-- Given request --
Determine the number of lines in the data that include the word "сооружения", and write only that number.

## Start Listing

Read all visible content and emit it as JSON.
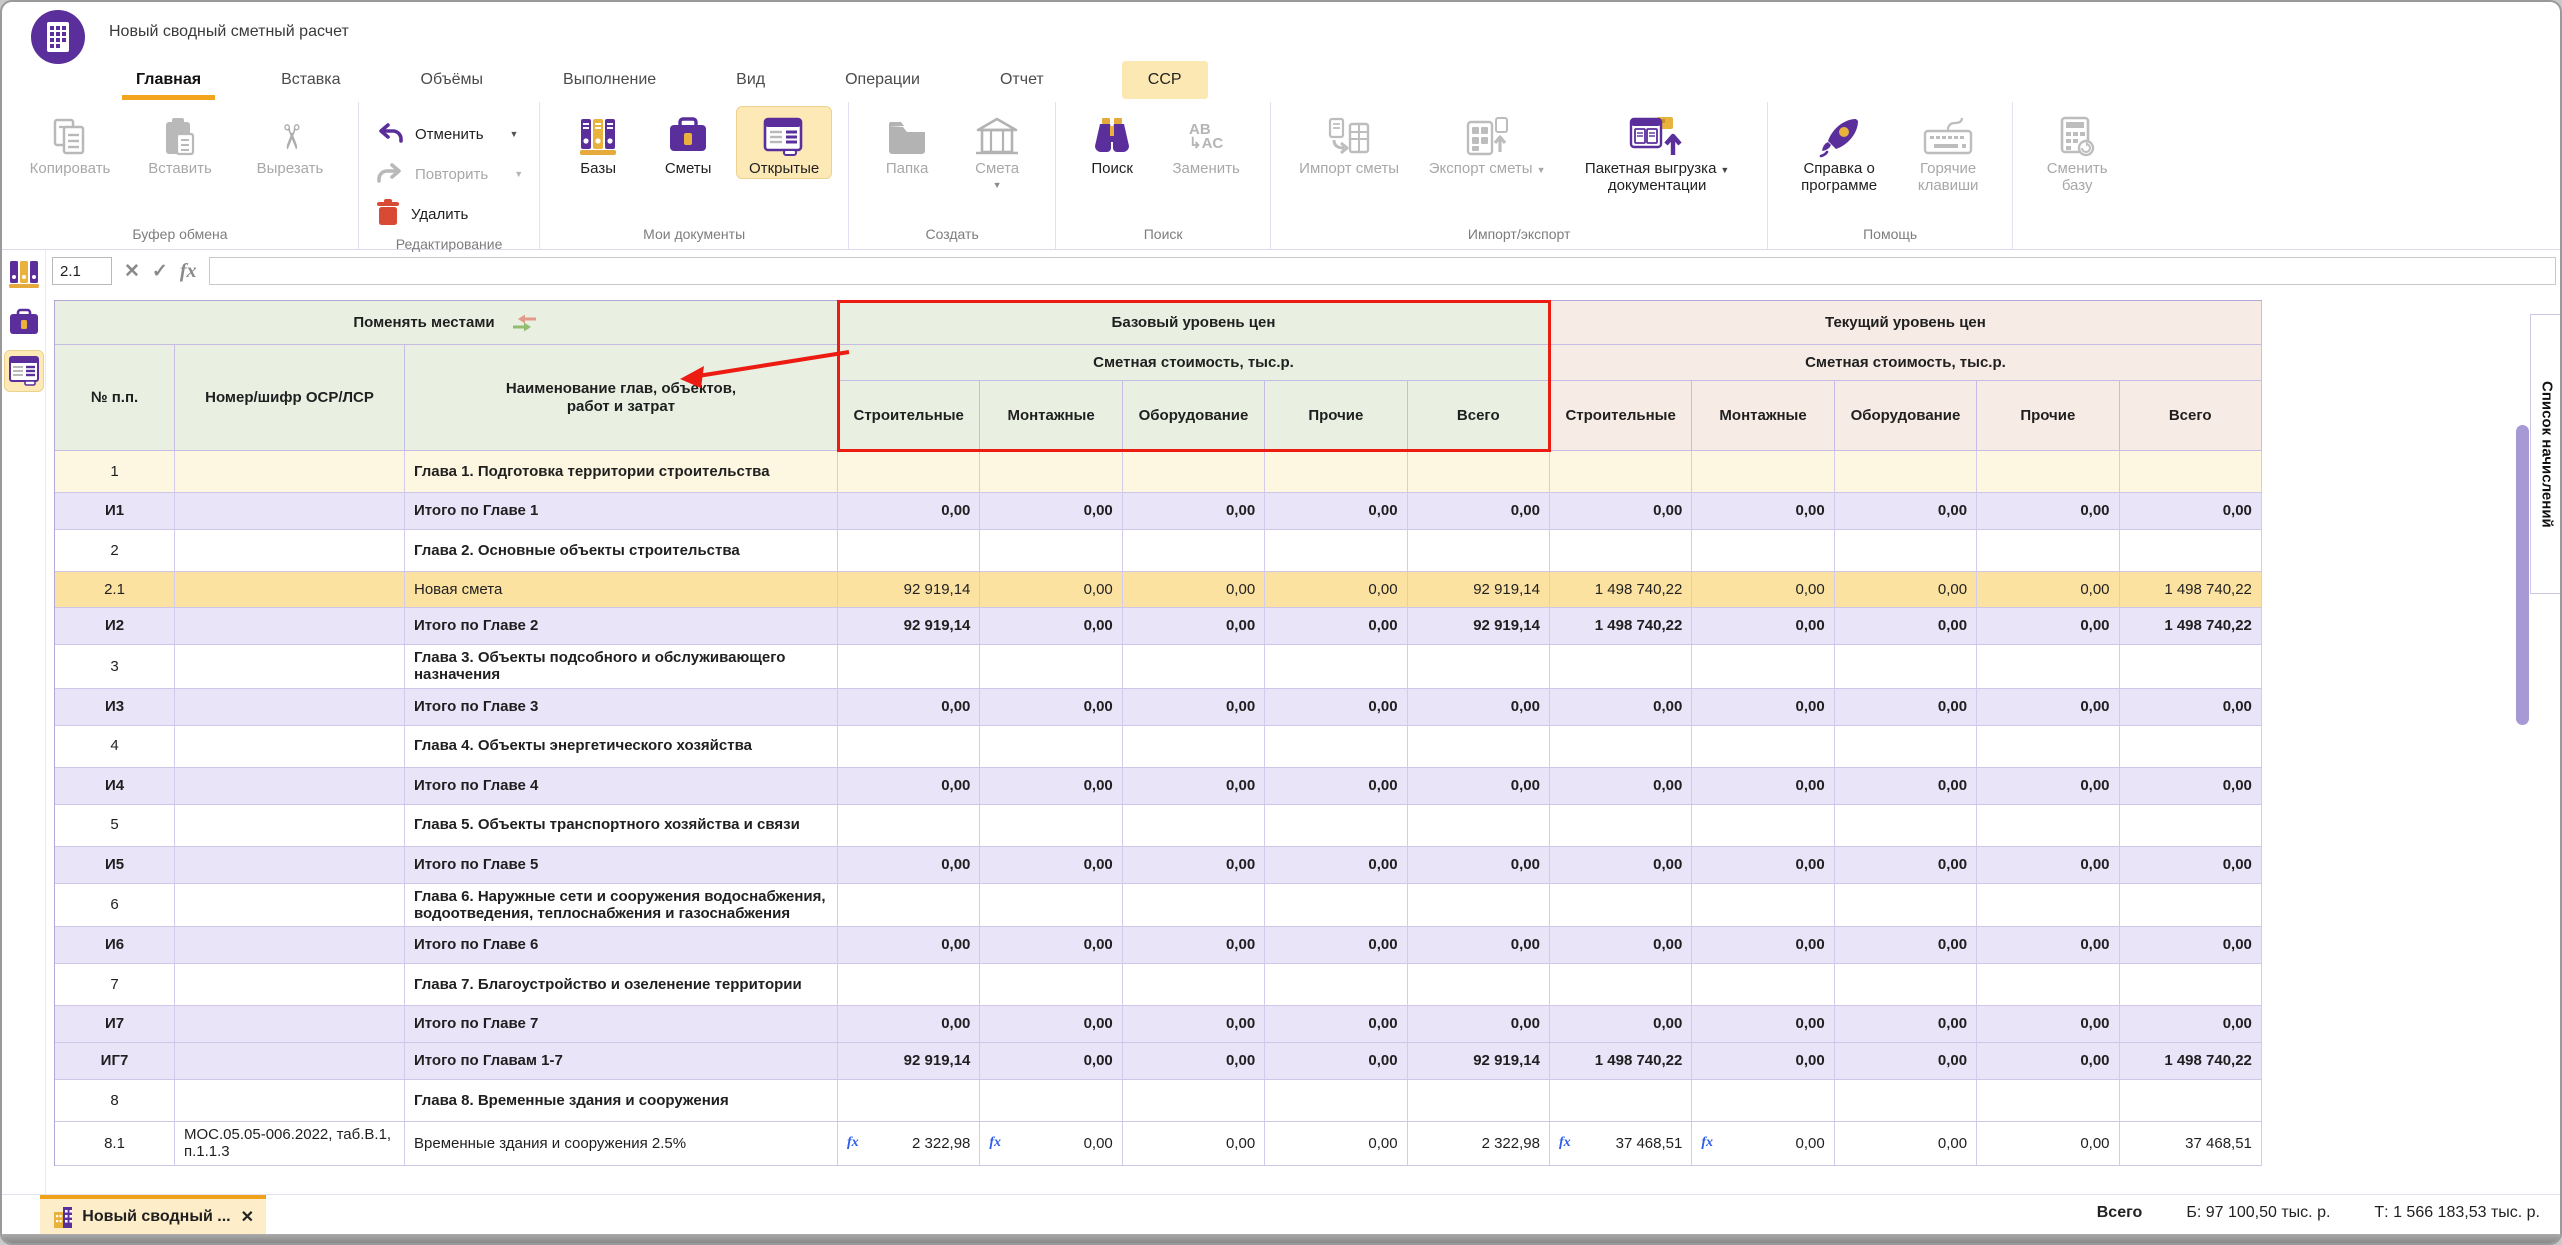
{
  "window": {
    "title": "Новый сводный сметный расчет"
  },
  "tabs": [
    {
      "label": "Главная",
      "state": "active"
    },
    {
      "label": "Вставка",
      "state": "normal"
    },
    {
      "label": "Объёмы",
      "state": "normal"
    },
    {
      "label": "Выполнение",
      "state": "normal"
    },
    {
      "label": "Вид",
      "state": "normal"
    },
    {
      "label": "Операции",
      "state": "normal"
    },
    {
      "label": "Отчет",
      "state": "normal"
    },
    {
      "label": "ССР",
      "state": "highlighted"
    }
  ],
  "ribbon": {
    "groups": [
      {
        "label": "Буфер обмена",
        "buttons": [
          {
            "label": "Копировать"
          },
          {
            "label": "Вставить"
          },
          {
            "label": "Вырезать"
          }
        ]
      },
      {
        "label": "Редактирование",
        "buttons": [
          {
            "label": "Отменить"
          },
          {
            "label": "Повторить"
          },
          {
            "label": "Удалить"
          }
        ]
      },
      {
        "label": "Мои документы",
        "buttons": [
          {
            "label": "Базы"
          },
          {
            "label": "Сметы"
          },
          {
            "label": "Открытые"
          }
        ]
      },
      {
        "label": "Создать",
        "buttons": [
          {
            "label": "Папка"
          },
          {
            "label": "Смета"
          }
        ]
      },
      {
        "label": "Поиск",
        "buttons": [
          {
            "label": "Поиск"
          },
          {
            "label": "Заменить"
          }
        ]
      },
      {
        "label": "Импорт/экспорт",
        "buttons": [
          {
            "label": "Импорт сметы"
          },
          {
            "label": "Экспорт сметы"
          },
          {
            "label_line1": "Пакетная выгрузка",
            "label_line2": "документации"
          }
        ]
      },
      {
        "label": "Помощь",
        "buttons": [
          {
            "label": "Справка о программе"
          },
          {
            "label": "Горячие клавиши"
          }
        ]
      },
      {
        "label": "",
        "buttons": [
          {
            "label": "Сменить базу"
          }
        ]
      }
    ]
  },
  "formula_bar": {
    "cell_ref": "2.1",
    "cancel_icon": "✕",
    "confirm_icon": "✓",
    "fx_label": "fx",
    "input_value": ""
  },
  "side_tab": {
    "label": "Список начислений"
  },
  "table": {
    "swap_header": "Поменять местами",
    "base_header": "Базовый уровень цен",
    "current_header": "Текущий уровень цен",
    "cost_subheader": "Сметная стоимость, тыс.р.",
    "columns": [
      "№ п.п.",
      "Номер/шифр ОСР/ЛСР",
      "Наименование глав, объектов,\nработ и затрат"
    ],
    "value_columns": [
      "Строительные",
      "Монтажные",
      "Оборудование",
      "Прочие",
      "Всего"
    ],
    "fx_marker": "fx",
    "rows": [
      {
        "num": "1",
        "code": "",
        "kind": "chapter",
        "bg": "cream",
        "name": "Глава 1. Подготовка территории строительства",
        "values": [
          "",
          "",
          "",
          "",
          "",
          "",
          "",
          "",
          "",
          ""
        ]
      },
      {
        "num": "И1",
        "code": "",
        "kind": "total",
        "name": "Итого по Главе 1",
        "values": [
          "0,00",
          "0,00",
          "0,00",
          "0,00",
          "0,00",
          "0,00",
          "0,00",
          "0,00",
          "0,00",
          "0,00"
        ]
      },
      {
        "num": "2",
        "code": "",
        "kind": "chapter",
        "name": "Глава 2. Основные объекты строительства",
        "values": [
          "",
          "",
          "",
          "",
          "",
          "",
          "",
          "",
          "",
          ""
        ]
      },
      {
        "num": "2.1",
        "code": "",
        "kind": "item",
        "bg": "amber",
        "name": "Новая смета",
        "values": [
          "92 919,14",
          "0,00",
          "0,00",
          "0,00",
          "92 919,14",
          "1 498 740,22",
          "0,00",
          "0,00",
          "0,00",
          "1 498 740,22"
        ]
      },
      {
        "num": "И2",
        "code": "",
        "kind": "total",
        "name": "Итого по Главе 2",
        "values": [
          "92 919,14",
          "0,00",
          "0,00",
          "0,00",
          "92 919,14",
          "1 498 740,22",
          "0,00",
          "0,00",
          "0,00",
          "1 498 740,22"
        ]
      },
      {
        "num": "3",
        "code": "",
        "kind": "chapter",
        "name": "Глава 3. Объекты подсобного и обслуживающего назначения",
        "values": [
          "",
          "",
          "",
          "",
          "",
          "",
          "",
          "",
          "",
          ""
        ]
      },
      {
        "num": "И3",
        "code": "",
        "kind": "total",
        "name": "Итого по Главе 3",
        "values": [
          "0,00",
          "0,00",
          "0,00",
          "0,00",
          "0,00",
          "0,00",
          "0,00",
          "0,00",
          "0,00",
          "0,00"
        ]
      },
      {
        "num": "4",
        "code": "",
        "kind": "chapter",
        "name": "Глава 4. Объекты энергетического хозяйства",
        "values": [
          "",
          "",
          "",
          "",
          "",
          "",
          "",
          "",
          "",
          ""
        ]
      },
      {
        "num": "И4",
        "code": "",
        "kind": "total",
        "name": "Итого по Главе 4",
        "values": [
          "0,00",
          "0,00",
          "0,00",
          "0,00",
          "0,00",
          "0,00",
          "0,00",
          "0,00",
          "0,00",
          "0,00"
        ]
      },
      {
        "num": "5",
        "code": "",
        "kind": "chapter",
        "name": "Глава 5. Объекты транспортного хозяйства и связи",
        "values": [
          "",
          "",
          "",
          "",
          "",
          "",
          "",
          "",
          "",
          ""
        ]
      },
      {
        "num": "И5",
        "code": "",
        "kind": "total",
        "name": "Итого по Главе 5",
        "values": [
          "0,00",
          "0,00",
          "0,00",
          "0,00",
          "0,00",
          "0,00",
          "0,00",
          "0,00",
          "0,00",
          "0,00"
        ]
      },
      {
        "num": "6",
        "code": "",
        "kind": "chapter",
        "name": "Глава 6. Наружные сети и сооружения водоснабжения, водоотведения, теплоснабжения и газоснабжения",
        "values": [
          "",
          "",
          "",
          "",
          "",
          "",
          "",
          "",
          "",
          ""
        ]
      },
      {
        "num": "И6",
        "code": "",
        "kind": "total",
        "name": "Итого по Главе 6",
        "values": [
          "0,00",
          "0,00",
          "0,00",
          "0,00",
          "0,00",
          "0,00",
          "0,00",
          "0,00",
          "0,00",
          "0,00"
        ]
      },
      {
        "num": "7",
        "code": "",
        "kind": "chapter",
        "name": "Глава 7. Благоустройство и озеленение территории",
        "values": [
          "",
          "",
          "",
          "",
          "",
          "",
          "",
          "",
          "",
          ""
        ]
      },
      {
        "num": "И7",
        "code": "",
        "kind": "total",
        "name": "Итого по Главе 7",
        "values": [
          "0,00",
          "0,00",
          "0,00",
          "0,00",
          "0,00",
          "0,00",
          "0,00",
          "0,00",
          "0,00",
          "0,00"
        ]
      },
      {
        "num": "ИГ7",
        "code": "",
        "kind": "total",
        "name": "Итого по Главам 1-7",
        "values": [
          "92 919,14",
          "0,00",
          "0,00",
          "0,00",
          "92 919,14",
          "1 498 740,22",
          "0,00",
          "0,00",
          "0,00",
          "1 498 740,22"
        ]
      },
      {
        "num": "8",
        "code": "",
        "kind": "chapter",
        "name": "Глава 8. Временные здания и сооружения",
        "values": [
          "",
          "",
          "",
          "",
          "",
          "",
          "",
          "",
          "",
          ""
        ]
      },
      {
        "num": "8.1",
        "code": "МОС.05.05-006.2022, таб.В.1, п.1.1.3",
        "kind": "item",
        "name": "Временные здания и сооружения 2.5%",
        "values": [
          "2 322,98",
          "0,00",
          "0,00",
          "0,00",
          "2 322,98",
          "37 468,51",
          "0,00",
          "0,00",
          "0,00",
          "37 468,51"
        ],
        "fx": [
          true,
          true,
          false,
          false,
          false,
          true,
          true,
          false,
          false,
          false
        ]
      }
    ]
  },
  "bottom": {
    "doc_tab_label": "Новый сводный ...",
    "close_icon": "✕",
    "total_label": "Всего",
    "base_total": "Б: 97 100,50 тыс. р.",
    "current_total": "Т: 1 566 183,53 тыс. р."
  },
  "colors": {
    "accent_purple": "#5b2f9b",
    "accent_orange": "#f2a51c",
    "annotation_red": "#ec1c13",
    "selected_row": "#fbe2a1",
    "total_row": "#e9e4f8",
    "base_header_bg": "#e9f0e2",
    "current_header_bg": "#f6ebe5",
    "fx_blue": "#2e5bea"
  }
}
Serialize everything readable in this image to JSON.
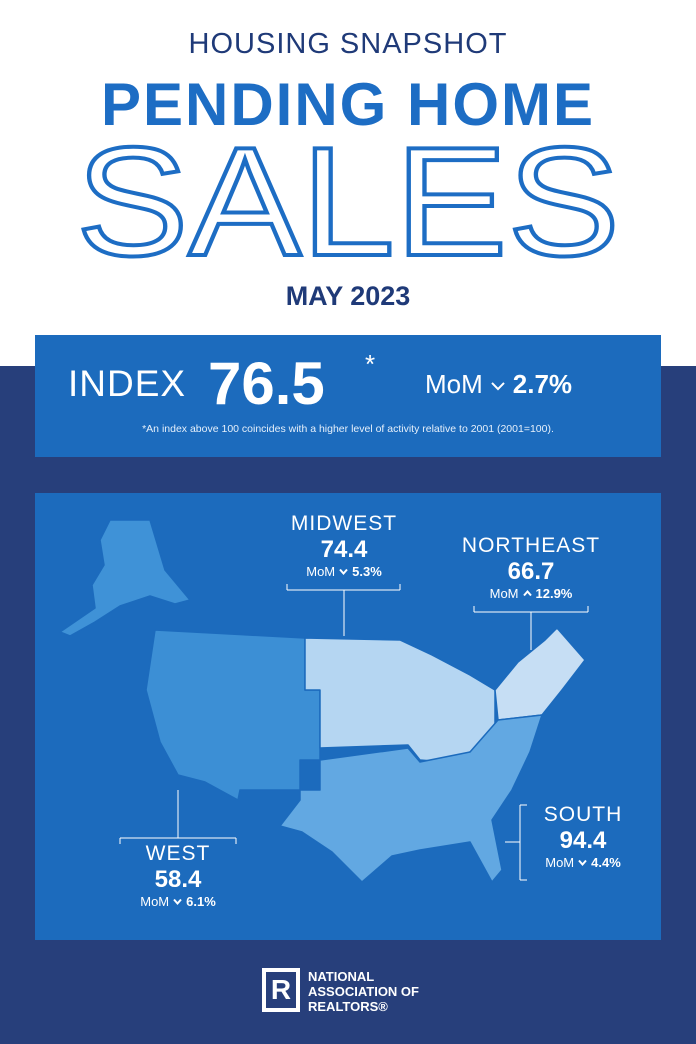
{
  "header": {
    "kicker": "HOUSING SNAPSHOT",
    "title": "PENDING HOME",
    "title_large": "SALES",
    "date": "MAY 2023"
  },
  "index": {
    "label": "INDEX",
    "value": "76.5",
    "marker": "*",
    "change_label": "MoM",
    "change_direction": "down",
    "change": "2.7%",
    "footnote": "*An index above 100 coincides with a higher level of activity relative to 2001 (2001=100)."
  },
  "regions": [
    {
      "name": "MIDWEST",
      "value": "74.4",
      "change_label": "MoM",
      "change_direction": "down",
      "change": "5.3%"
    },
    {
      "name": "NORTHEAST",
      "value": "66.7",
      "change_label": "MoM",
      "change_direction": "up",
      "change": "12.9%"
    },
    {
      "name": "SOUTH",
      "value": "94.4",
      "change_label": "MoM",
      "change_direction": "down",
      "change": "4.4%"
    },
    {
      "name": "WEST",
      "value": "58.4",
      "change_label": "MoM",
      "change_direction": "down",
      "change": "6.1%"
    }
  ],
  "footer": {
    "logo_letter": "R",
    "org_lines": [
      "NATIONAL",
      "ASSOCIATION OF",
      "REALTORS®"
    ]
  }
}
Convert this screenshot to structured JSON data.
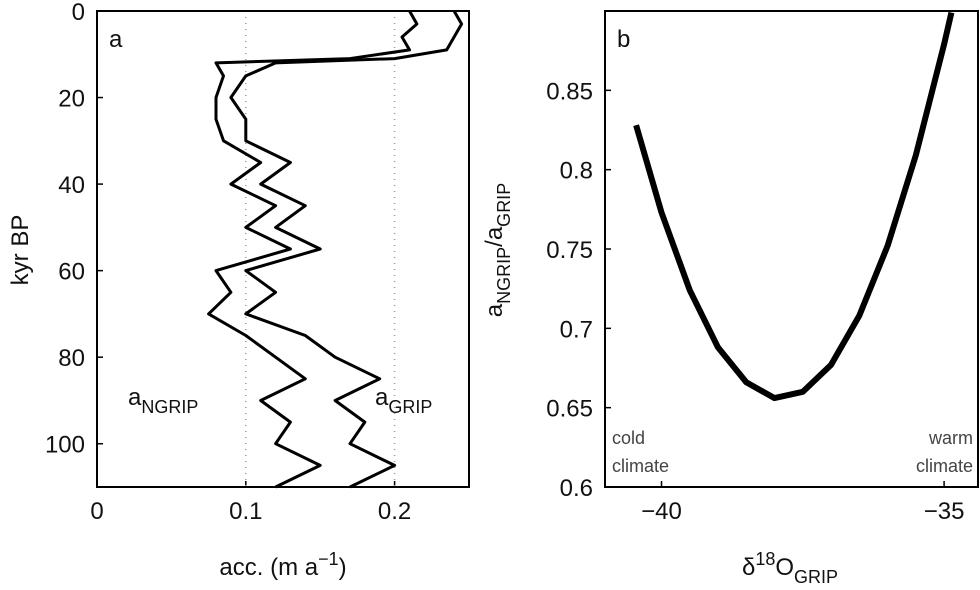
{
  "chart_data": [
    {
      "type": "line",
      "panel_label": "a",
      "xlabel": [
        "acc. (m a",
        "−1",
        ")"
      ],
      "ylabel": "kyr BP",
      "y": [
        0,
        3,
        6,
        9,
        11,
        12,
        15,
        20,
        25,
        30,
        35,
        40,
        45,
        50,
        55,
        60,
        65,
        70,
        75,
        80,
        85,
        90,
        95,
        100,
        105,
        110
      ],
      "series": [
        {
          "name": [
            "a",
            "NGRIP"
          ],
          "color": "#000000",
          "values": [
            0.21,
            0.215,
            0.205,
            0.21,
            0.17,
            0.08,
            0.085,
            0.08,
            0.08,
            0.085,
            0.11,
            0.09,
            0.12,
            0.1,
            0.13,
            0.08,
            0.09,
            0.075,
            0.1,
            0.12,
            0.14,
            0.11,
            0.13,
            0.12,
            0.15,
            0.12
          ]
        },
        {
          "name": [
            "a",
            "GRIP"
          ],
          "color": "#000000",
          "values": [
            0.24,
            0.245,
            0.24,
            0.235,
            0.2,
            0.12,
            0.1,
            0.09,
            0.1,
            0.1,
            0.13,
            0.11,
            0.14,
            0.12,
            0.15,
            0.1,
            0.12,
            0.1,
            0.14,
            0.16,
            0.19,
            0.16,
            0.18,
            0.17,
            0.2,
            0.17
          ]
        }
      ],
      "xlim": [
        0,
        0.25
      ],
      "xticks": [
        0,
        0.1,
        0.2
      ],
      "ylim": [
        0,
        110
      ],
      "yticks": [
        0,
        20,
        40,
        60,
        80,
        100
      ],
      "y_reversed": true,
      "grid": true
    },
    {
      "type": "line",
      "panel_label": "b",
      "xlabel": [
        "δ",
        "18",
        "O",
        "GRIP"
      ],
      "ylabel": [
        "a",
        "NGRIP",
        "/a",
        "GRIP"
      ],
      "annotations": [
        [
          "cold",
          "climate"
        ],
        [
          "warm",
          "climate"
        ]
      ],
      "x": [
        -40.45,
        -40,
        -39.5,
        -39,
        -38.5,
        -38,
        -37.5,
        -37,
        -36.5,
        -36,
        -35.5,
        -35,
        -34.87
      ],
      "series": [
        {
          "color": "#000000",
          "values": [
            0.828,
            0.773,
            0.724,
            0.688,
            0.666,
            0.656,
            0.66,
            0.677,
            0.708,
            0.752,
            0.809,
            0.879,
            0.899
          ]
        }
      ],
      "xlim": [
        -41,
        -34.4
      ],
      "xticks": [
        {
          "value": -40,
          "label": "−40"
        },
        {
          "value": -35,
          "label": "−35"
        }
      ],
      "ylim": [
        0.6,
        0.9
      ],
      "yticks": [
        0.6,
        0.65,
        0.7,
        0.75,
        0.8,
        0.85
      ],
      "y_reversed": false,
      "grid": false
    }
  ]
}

## End Listing

-- Answer --
3